* [AIM]
In the listing below, count the lines containing the string "este" and state only the number.

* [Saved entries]
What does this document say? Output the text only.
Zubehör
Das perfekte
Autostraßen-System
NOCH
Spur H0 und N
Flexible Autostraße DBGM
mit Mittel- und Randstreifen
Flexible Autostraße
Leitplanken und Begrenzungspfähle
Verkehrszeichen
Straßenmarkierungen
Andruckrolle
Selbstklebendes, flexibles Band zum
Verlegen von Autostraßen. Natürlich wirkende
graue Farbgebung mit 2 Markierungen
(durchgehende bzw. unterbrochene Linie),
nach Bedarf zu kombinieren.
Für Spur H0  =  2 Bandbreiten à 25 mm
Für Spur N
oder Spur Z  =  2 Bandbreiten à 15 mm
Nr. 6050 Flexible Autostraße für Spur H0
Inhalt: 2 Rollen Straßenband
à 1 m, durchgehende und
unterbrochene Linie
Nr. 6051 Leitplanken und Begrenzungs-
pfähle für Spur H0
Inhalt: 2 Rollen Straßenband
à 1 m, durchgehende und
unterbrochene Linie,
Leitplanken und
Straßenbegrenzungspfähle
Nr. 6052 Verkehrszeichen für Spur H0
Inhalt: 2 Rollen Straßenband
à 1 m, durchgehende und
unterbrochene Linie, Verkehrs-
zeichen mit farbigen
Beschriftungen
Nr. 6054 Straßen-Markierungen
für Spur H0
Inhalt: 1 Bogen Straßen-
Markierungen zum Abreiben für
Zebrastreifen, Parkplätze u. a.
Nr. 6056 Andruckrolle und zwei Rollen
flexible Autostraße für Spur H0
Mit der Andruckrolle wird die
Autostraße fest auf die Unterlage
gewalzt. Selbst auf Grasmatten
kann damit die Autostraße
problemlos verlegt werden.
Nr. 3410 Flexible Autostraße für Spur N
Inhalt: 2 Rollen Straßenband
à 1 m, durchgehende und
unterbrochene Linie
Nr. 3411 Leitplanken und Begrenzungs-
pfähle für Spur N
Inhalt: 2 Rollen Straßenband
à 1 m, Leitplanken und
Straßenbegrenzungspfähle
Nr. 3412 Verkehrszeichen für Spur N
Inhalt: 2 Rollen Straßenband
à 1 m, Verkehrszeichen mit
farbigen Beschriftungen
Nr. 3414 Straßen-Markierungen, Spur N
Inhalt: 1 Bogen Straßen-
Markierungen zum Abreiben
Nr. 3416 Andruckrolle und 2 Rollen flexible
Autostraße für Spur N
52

...

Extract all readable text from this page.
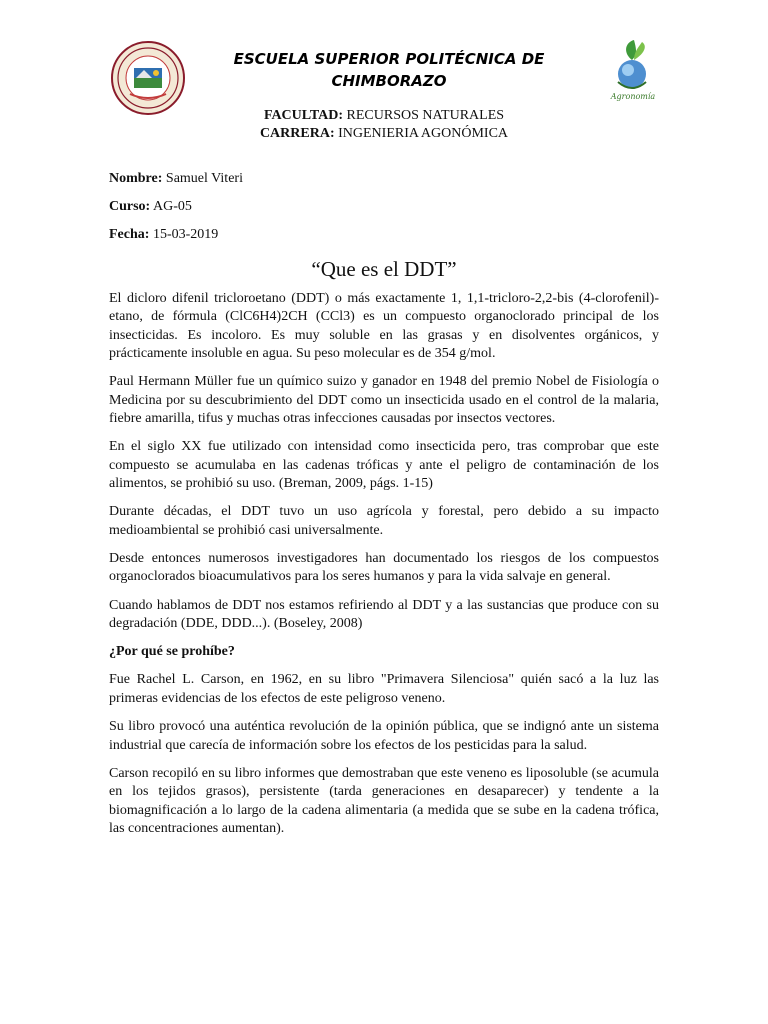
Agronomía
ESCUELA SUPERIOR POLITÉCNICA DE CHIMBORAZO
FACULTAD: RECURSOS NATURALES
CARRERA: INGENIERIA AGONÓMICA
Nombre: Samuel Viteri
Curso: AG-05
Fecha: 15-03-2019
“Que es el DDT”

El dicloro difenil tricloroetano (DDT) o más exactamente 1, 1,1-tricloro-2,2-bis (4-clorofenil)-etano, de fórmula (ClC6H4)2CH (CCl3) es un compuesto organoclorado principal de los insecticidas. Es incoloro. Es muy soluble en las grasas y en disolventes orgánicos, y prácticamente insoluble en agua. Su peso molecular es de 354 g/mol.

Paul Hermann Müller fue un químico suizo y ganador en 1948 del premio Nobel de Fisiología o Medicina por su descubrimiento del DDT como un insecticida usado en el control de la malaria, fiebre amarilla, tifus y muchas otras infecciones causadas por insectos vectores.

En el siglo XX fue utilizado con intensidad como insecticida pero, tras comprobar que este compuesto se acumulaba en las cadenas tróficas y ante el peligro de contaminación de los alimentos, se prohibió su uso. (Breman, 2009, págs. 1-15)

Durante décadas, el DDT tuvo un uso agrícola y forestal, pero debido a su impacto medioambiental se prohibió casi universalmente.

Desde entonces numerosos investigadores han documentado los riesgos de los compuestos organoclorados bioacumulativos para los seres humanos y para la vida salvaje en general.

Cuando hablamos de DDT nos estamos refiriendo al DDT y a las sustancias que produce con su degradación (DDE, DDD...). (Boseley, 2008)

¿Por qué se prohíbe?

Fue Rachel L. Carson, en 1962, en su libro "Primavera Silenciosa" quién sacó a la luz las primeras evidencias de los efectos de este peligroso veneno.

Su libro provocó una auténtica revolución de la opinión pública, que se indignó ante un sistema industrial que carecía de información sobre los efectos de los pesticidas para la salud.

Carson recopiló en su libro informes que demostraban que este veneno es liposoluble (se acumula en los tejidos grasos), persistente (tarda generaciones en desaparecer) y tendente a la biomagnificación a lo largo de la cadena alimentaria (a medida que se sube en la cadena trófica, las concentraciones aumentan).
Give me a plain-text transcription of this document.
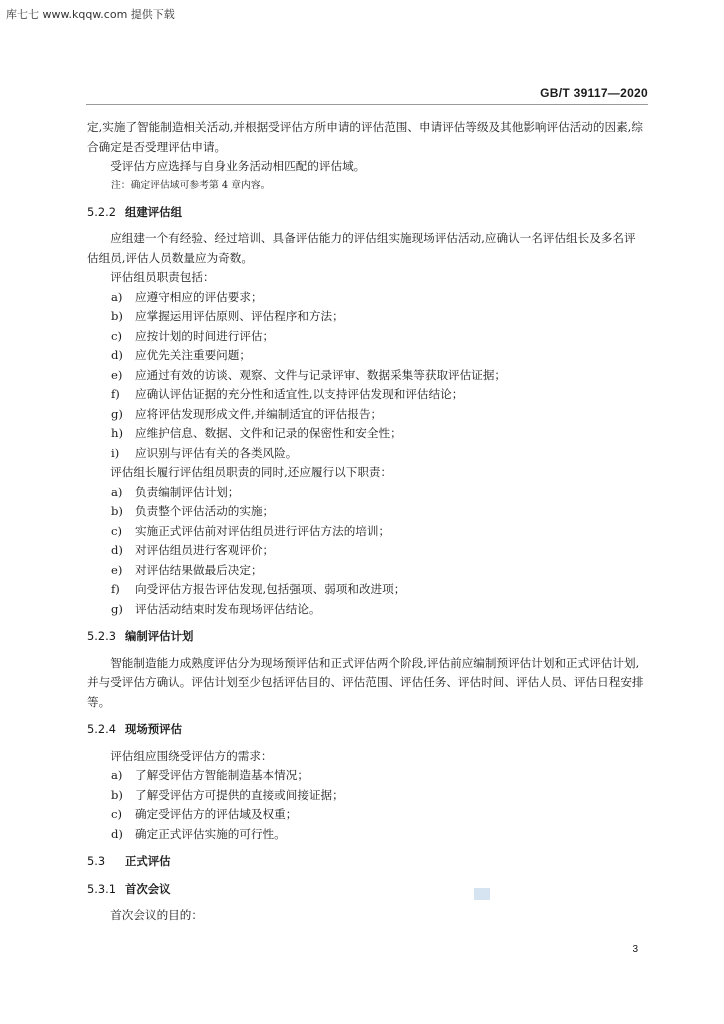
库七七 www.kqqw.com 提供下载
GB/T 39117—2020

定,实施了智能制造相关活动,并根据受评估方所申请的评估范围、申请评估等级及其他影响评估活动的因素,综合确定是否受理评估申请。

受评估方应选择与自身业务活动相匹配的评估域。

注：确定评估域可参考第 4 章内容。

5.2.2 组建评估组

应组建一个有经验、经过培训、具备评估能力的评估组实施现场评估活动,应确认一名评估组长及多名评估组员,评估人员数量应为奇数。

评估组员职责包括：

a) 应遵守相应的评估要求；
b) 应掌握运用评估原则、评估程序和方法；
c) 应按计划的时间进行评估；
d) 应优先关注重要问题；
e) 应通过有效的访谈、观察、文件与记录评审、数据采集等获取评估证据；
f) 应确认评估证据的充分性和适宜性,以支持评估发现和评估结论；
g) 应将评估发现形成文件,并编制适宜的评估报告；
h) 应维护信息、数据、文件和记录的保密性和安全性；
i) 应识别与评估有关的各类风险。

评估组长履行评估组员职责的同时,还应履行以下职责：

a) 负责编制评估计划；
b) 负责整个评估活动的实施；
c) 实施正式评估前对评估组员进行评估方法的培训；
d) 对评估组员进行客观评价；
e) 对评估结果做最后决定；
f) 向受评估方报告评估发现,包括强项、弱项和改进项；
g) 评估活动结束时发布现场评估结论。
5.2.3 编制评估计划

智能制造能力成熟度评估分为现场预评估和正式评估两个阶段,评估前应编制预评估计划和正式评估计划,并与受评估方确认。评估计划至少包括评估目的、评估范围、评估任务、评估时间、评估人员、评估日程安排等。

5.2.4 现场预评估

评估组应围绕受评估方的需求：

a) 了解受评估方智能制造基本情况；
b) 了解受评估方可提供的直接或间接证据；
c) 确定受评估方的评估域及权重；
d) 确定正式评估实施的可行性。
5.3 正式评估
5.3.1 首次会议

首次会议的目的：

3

* [SOLUTION TO THIS EXERCISE]
3